**TASK STATEMENT**
Every entry below should be repeated exactly; the pictures should not.
◆ ◆ ◆ ◆ ◆
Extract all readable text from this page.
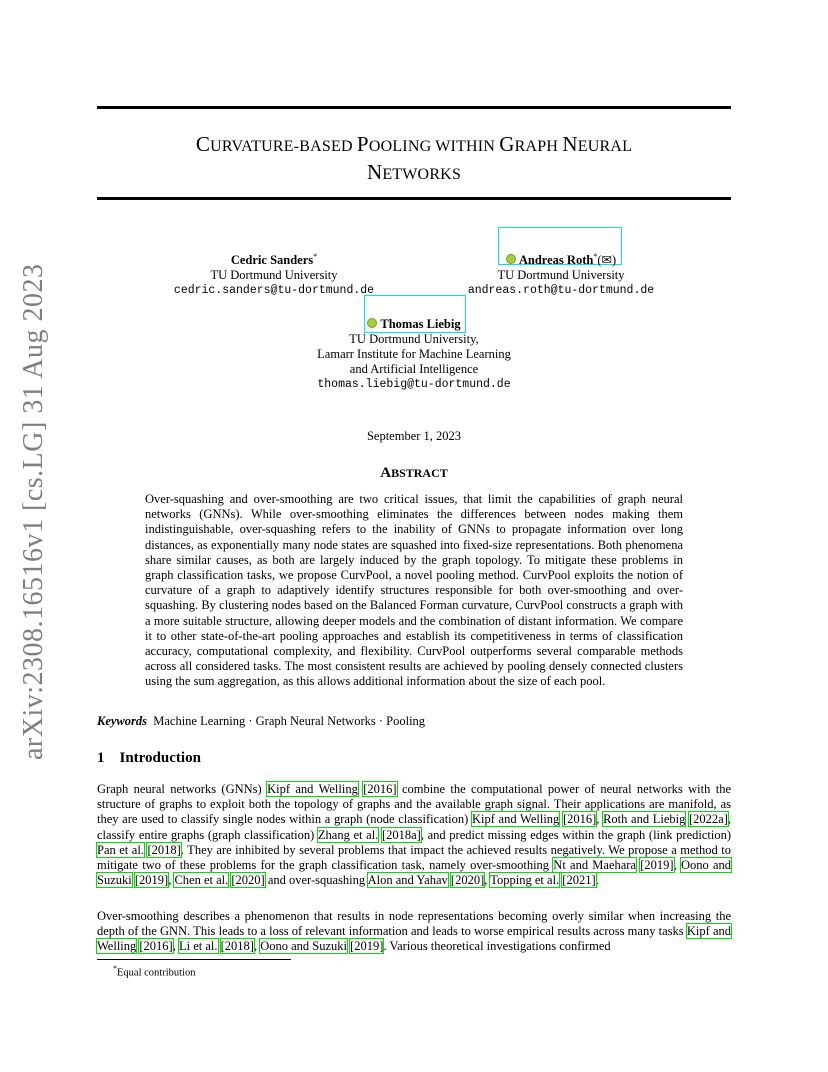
arXiv:2308.16516v1 [cs.LG] 31 Aug 2023
CURVATURE-BASED POOLING WITHIN GRAPH NEURAL
NETWORKS
Cedric Sanders*
TU Dortmund University
cedric.sanders@tu-dortmund.de
Andreas Roth*(✉)
TU Dortmund University
andreas.roth@tu-dortmund.de
Thomas Liebig
TU Dortmund University,
Lamarr Institute for Machine Learning
and Artificial Intelligence
thomas.liebig@tu-dortmund.de
September 1, 2023
ABSTRACT
Over-squashing and over-smoothing are two critical issues, that limit the capabilities of graph neural networks (GNNs). While over-smoothing eliminates the differences between nodes making them indistinguishable, over-squashing refers to the inability of GNNs to propagate information over long distances, as exponentially many node states are squashed into fixed-size representations. Both phenomena share similar causes, as both are largely induced by the graph topology. To mitigate these problems in graph classification tasks, we propose CurvPool, a novel pooling method. CurvPool exploits the notion of curvature of a graph to adaptively identify structures responsible for both over-smoothing and over-squashing. By clustering nodes based on the Balanced Forman curvature, CurvPool constructs a graph with a more suitable structure, allowing deeper models and the combination of distant information. We compare it to other state-of-the-art pooling approaches and establish its competitiveness in terms of classification accuracy, computational complexity, and flexibility. CurvPool outperforms several comparable methods across all considered tasks. The most consistent results are achieved by pooling densely connected clusters using the sum aggregation, as this allows additional information about the size of each pool.
Keywords Machine Learning · Graph Neural Networks · Pooling
1 Introduction
Graph neural networks (GNNs) Kipf and Welling [2016] combine the computational power of neural networks with the structure of graphs to exploit both the topology of graphs and the available graph signal. Their applications are manifold, as they are used to classify single nodes within a graph (node classification) Kipf and Welling [2016], Roth and Liebig [2022a], classify entire graphs (graph classification) Zhang et al. [2018a], and predict missing edges within the graph (link prediction) Pan et al. [2018]. They are inhibited by several problems that impact the achieved results negatively. We propose a method to mitigate two of these problems for the graph classification task, namely over-smoothing Nt and Maehara [2019], Oono and Suzuki [2019], Chen et al. [2020] and over-squashing Alon and Yahav [2020], Topping et al. [2021].
Over-smoothing describes a phenomenon that results in node representations becoming overly similar when increasing the depth of the GNN. This leads to a loss of relevant information and leads to worse empirical results across many tasks Kipf and Welling [2016], Li et al. [2018], Oono and Suzuki [2019]. Various theoretical investigations confirmed
*Equal contribution
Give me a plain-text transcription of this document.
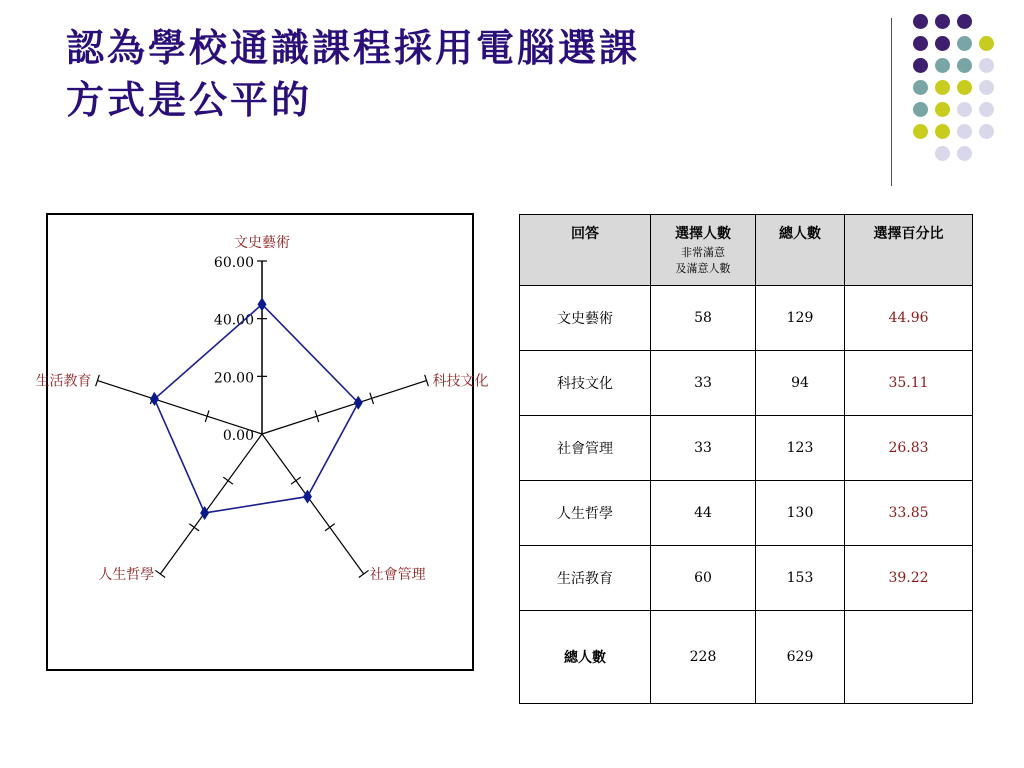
認為學校通識課程採用電腦選課
方式是公平的
0.00
20.00
40.00
60.00
文史藝術
科技文化
社會管理
人生哲學
生活教育
回答	選擇人數
非常滿意
及滿意人數	總人數	選擇百分比
文史藝術	58	129	44.96
科技文化	33	94	35.11
社會管理	33	123	26.83
人生哲學	44	130	33.85
生活教育	60	153	39.22
總人數	228	629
◆ ◆ ◆ ◆ ◆
**OUTPUT BELOW**
Extract all readable text from this page.
arXiv:2308.16516v1 [cs.LG] 31 Aug 2023
CURVATURE-BASED POOLING WITHIN GRAPH NEURAL
NETWORKS
Cedric Sanders*
TU Dortmund University
cedric.sanders@tu-dortmund.de
Andreas Roth*(✉)
TU Dortmund University
andreas.roth@tu-dortmund.de
Thomas Liebig
TU Dortmund University,
Lamarr Institute for Machine Learning
and Artificial Intelligence
thomas.liebig@tu-dortmund.de
September 1, 2023
ABSTRACT
Over-squashing and over-smoothing are two critical issues, that limit the capabilities of graph neural networks (GNNs). While over-smoothing eliminates the differences between nodes making them indistinguishable, over-squashing refers to the inability of GNNs to propagate information over long distances, as exponentially many node states are squashed into fixed-size representations. Both phenomena share similar causes, as both are largely induced by the graph topology. To mitigate these problems in graph classification tasks, we propose CurvPool, a novel pooling method. CurvPool exploits the notion of curvature of a graph to adaptively identify structures responsible for both over-smoothing and over-squashing. By clustering nodes based on the Balanced Forman curvature, CurvPool constructs a graph with a more suitable structure, allowing deeper models and the combination of distant information. We compare it to other state-of-the-art pooling approaches and establish its competitiveness in terms of classification accuracy, computational complexity, and flexibility. CurvPool outperforms several comparable methods across all considered tasks. The most consistent results are achieved by pooling densely connected clusters using the sum aggregation, as this allows additional information about the size of each pool.
Keywords Machine Learning · Graph Neural Networks · Pooling
1 Introduction
Graph neural networks (GNNs) Kipf and Welling [2016] combine the computational power of neural networks with the structure of graphs to exploit both the topology of graphs and the available graph signal. Their applications are manifold, as they are used to classify single nodes within a graph (node classification) Kipf and Welling [2016], Roth and Liebig [2022a], classify entire graphs (graph classification) Zhang et al. [2018a], and predict missing edges within the graph (link prediction) Pan et al. [2018]. They are inhibited by several problems that impact the achieved results negatively. We propose a method to mitigate two of these problems for the graph classification task, namely over-smoothing Nt and Maehara [2019], Oono and Suzuki [2019], Chen et al. [2020] and over-squashing Alon and Yahav [2020], Topping et al. [2021].
Over-smoothing describes a phenomenon that results in node representations becoming overly similar when increasing the depth of the GNN. This leads to a loss of relevant information and leads to worse empirical results across many tasks Kipf and Welling [2016], Li et al. [2018], Oono and Suzuki [2019]. Various theoretical investigations confirmed
*Equal contribution
Give me a plain-text transcription of this document.
認為學校通識課程採用電腦選課
方式是公平的
0.00
20.00
40.00
60.00
文史藝術
科技文化
社會管理
人生哲學
生活教育
回答	選擇人數
非常滿意
及滿意人數	總人數	選擇百分比
文史藝術	58	129	44.96
科技文化	33	94	35.11
社會管理	33	123	26.83
人生哲學	44	130	33.85
生活教育	60	153	39.22
總人數	228	629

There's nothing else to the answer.